WHAT YOU NEED TO DO: Report, word for word, every line of the material that contains "Луцюка".

[Extracted data entries]
* BEGIN *

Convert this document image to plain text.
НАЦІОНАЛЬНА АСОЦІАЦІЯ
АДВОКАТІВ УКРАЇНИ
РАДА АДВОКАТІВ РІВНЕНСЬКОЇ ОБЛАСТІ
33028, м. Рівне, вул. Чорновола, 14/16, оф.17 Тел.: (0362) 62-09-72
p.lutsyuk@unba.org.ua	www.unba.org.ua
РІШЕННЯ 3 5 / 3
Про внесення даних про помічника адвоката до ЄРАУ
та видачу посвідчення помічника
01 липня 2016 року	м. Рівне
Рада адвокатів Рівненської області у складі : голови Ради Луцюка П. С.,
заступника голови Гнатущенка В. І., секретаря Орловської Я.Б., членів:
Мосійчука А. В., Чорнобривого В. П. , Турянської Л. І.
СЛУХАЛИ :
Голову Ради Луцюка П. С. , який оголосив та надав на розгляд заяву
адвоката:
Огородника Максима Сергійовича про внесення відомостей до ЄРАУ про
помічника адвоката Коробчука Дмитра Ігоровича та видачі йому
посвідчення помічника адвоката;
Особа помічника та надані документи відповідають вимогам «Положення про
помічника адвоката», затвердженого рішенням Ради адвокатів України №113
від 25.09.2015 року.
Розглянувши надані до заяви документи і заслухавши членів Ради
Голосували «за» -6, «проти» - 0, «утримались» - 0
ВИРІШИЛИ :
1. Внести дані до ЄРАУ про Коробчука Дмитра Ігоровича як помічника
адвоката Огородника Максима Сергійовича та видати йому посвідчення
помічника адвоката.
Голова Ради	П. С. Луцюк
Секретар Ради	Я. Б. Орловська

* END *

REPLY:
Рада адвокатів Рівненської області у складі : голови Ради Луцюка П. С.,
Голову Ради Луцюка П. С. , який оголосив та надав на розгляд заяву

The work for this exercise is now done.